[Data extract]
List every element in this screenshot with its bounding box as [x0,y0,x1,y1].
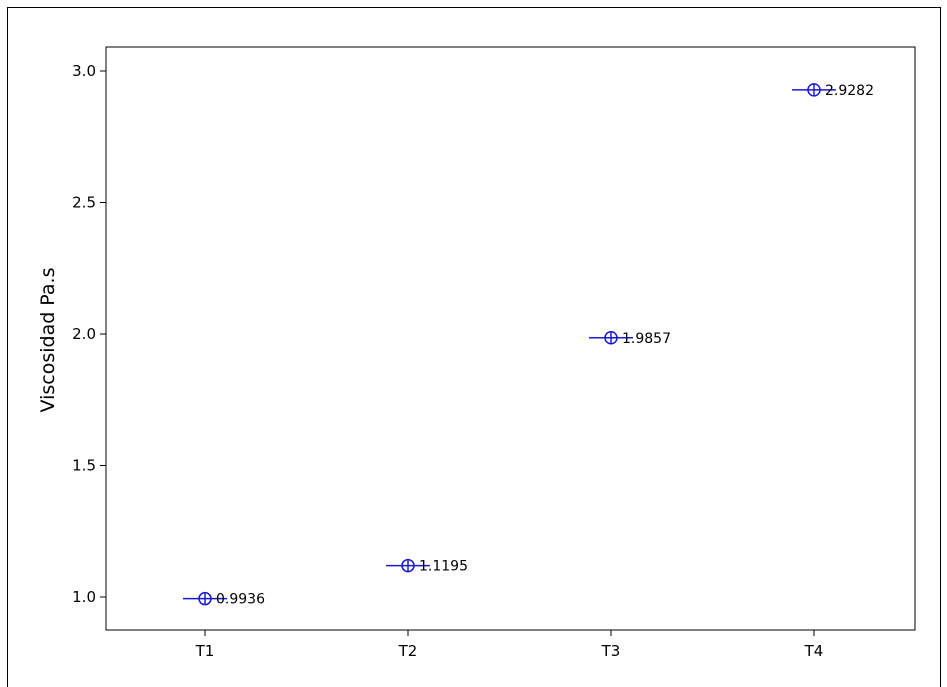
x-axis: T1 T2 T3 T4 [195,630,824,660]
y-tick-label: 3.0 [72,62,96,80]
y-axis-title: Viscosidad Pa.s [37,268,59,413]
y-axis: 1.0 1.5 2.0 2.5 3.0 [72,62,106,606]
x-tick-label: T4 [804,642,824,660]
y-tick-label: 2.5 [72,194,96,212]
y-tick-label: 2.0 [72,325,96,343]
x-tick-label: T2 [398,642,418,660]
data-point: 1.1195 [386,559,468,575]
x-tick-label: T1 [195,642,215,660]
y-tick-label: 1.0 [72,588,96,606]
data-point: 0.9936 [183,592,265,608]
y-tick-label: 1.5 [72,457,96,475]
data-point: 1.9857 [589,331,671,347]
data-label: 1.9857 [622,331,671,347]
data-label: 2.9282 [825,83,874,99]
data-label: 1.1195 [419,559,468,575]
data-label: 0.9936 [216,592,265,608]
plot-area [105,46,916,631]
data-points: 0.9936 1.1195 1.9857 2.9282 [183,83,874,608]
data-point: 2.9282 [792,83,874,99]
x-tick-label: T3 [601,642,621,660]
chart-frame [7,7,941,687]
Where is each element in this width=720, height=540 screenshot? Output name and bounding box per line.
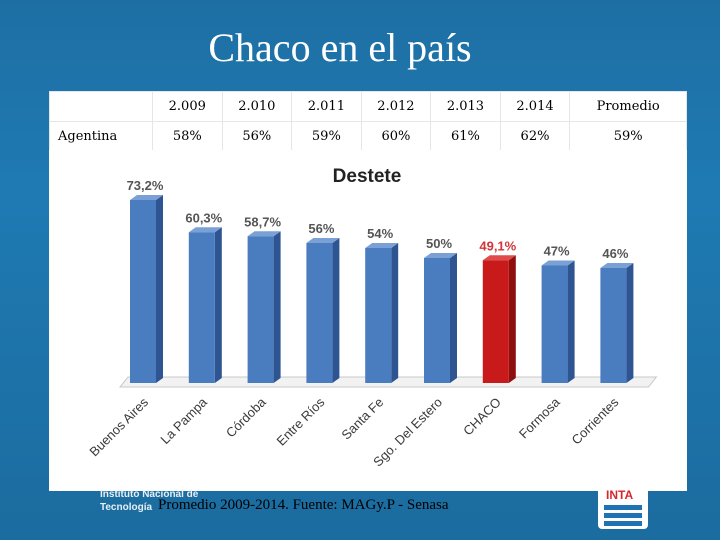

--

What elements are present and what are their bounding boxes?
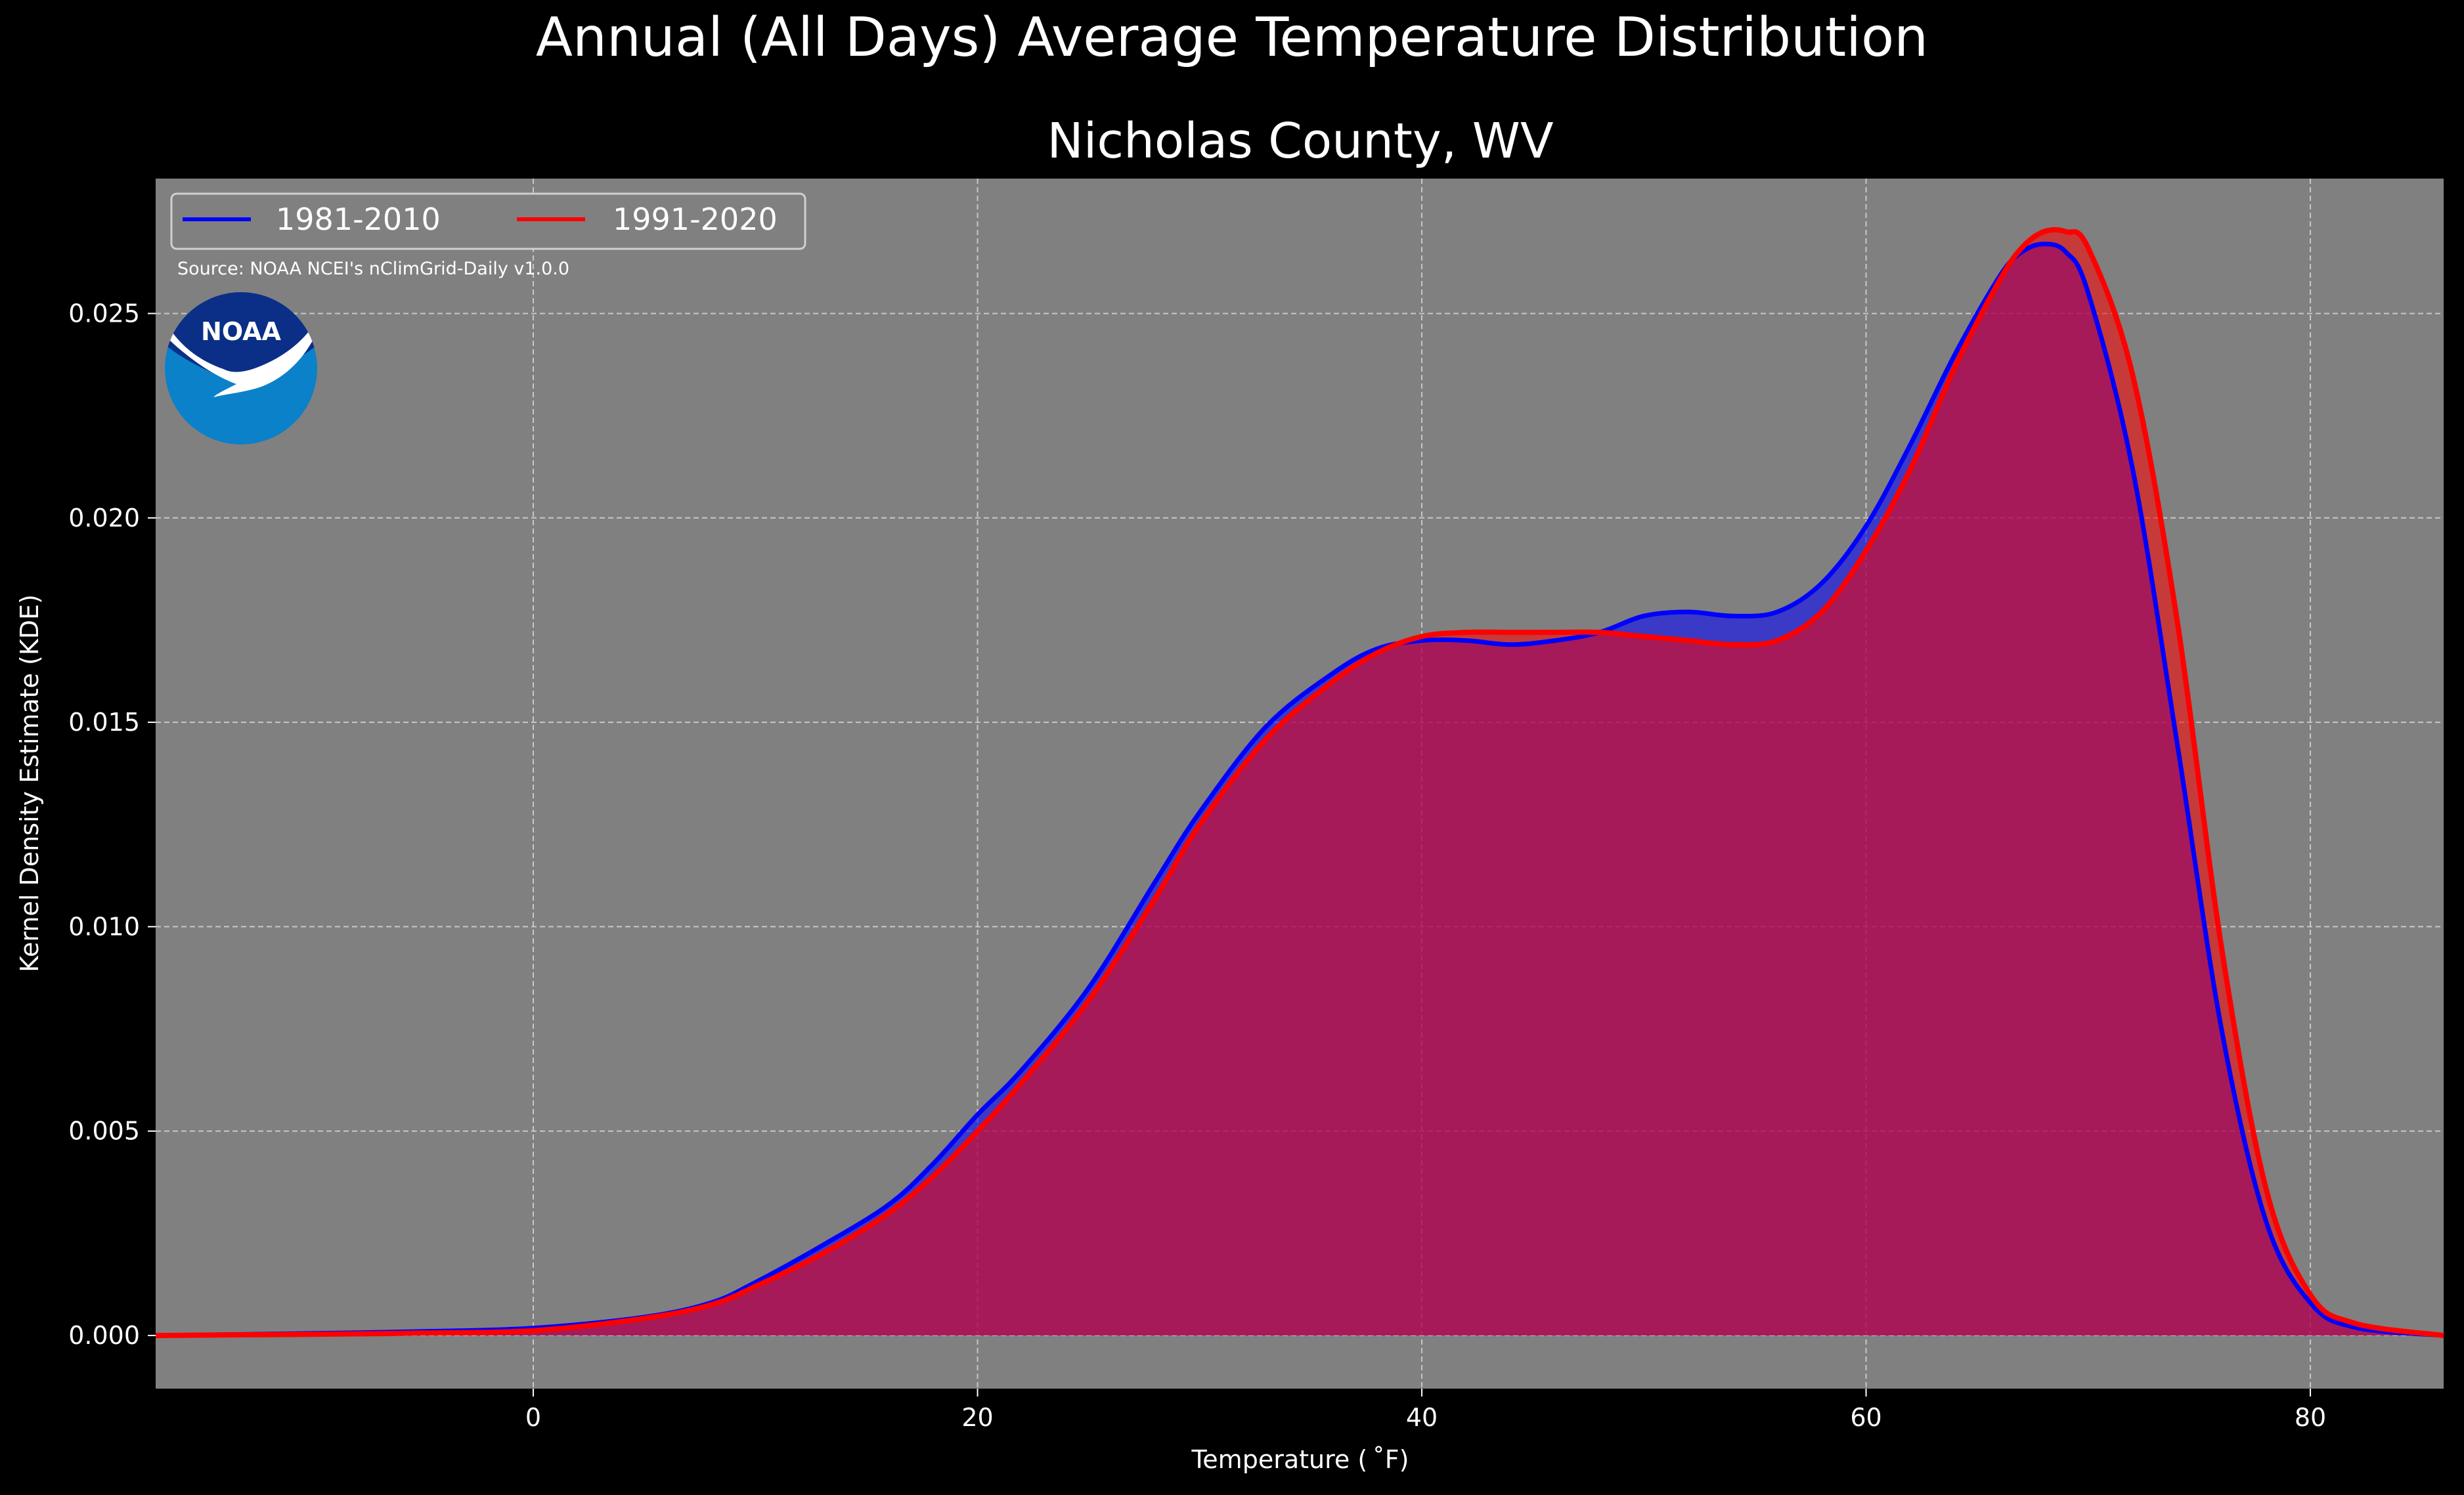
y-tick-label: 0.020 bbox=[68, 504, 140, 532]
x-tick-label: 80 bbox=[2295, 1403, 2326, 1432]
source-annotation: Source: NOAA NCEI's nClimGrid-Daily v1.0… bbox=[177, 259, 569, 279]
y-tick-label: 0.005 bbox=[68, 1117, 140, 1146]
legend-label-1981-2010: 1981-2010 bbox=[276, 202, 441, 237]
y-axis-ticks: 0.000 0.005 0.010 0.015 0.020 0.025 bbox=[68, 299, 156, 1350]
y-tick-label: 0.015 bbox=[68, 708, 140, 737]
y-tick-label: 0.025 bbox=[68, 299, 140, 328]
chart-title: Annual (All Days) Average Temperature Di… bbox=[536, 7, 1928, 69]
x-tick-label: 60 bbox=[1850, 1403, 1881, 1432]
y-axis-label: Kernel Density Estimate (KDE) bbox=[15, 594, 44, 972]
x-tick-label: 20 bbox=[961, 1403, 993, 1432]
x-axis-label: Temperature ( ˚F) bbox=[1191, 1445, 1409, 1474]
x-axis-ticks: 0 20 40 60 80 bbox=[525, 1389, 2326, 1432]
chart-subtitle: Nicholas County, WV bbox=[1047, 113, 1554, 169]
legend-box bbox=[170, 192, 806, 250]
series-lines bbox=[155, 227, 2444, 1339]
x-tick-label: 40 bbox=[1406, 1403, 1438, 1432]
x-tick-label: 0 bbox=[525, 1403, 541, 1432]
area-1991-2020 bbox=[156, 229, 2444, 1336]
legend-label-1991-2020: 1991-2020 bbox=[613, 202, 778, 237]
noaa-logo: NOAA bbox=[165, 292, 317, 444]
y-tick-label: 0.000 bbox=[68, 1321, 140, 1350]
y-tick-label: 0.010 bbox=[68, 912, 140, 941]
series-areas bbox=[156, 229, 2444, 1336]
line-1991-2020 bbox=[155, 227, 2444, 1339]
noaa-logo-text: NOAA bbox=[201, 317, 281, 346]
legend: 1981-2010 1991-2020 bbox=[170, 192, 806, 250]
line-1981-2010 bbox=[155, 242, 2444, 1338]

--

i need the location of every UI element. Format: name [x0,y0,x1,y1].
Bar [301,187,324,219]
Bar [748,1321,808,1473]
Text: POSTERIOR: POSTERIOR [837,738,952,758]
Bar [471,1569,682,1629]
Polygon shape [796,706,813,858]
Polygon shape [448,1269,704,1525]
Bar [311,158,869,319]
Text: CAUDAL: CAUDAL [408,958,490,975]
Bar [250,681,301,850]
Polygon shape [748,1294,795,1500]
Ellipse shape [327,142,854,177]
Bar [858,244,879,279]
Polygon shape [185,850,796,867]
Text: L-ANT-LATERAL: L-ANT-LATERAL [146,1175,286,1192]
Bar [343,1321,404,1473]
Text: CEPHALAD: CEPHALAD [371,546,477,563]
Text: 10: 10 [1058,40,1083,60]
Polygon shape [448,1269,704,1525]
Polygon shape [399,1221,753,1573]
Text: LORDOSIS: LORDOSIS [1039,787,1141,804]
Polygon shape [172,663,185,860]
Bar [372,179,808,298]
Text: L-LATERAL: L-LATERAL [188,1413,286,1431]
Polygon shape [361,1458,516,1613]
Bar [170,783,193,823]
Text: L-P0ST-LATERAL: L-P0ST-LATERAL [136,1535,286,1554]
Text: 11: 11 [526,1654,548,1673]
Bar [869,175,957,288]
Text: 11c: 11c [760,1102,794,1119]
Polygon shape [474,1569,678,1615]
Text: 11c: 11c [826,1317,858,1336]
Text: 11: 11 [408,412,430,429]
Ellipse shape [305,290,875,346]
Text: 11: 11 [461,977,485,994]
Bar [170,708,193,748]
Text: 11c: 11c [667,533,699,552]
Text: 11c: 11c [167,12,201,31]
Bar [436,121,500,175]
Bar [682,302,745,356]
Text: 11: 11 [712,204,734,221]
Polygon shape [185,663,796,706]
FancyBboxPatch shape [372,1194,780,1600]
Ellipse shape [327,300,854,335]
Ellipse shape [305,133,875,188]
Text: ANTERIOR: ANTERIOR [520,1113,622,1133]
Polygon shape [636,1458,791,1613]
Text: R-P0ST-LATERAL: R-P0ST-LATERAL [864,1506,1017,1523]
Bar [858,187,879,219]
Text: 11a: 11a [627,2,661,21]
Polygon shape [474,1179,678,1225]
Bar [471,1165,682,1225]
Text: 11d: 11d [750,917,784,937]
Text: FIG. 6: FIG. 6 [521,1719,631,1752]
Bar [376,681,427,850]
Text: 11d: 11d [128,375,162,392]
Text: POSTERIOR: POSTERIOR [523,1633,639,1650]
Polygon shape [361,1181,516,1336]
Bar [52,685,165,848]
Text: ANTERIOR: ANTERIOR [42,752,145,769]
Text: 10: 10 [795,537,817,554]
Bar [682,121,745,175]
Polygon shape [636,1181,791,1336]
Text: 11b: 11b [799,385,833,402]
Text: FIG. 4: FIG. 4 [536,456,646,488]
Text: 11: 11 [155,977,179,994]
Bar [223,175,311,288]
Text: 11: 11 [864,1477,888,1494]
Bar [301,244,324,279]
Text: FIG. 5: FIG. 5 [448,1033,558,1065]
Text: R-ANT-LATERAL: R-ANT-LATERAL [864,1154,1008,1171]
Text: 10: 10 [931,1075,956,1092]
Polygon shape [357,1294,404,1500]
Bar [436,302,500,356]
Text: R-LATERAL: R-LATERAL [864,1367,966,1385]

[Your objective] Rewrite everything from the line containing "i need the location" down to the line containing "Text: CAUDAL: CAUDAL [408,958,490,975]" as a numbered list, including both of those lines and leaving out any blank lines.

[Task solution]
1. i need the location of every UI element. Format: name [x0,y0,x1,y1].
2. Bar [301,187,324,219]
3. Bar [748,1321,808,1473]
4. Text: POSTERIOR: POSTERIOR [837,738,952,758]
5. Bar [471,1569,682,1629]
6. Polygon shape [796,706,813,858]
7. Polygon shape [448,1269,704,1525]
8. Bar [311,158,869,319]
9. Text: CAUDAL: CAUDAL [408,958,490,975]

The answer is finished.